> [TASK DIRECTIONS]: Write out only the lines from the line containing "Transcribe this image's" to the end of the listing below, both included, exactly as they stand. Drop the pictures.

> [INFORMATION GIVEN]:
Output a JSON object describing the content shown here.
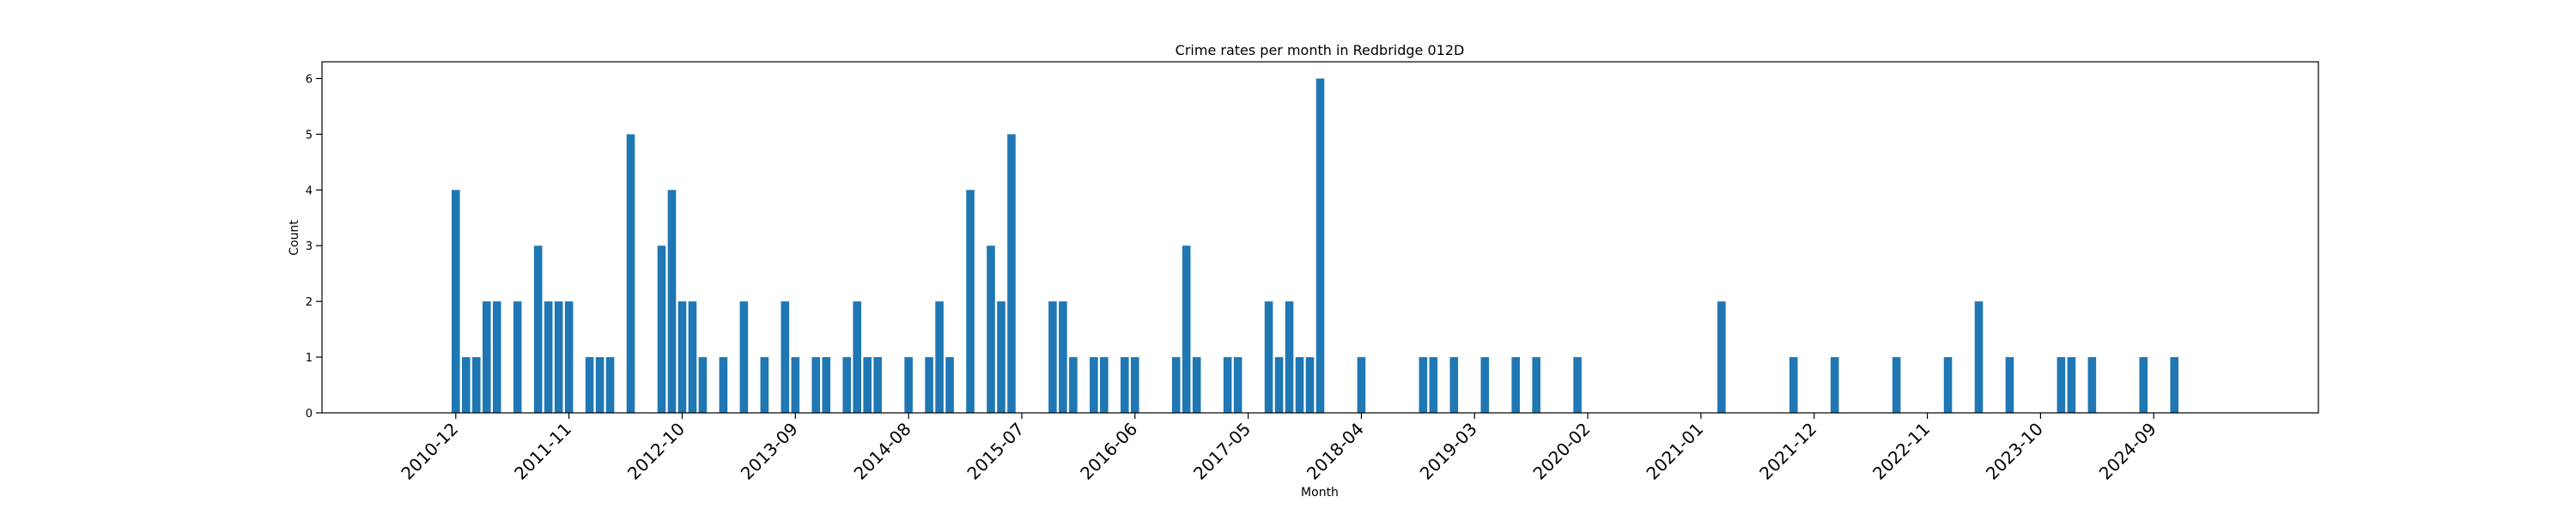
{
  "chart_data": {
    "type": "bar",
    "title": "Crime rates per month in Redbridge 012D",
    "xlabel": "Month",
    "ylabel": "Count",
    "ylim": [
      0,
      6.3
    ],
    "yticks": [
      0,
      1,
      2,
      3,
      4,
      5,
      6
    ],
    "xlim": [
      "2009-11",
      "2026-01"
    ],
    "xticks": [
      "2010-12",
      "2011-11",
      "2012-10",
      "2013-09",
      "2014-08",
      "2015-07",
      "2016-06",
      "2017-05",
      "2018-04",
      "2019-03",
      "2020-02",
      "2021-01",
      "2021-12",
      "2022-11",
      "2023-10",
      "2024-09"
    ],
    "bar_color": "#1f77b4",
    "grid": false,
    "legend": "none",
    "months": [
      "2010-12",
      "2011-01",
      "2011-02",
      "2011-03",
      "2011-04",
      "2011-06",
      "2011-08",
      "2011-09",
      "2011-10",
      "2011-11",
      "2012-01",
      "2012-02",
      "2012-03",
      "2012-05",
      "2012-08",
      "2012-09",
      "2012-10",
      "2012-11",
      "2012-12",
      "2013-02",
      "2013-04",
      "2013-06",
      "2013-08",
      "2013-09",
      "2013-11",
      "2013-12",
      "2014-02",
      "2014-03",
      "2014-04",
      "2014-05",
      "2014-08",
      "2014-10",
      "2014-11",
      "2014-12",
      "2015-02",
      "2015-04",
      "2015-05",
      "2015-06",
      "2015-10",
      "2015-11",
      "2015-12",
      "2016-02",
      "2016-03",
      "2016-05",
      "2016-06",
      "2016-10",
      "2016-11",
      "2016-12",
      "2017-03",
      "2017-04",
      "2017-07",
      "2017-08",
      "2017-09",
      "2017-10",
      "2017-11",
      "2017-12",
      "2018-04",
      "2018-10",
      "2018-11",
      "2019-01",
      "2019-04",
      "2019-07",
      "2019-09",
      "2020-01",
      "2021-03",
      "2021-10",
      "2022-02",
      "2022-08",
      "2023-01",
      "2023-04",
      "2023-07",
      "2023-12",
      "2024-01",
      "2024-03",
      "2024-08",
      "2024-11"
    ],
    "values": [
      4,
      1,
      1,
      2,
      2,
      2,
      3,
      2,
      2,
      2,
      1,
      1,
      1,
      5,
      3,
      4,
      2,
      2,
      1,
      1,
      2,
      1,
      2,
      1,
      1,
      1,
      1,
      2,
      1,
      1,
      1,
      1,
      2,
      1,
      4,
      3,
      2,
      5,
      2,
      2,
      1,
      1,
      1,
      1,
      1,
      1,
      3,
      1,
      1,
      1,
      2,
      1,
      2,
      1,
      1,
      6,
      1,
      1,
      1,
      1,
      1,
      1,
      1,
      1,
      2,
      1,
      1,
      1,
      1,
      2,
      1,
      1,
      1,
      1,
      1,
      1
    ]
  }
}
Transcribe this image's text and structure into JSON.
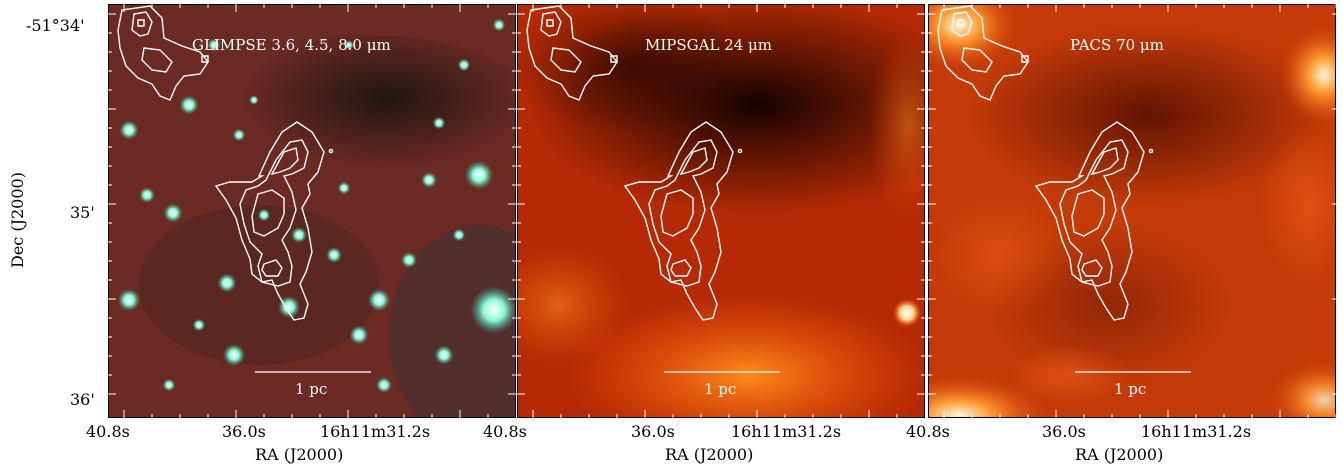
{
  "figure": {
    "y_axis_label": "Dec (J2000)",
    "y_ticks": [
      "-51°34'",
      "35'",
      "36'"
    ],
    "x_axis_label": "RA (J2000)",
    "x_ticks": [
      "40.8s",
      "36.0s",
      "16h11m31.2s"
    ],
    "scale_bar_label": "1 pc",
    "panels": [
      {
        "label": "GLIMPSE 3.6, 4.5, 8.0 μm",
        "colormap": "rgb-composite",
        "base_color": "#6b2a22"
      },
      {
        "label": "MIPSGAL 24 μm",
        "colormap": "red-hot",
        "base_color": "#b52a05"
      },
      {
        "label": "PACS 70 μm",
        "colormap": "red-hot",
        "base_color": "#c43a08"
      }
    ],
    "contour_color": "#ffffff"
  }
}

> [ANSWER]:
Transcribe this image's text and structure into JSON.
{
  "figure": {
    "y_axis_label": "Dec (J2000)",
    "y_ticks": [
      "-51°34'",
      "35'",
      "36'"
    ],
    "x_axis_label": "RA (J2000)",
    "x_ticks": [
      "40.8s",
      "36.0s",
      "16h11m31.2s"
    ],
    "scale_bar_label": "1 pc",
    "panels": [
      {
        "label": "GLIMPSE 3.6, 4.5, 8.0 μm",
        "colormap": "rgb-composite",
        "base_color": "#6b2a22"
      },
      {
        "label": "MIPSGAL 24 μm",
        "colormap": "red-hot",
        "base_color": "#b52a05"
      },
      {
        "label": "PACS 70 μm",
        "colormap": "red-hot",
        "base_color": "#c43a08"
      }
    ],
    "contour_color": "#ffffff"
  }
}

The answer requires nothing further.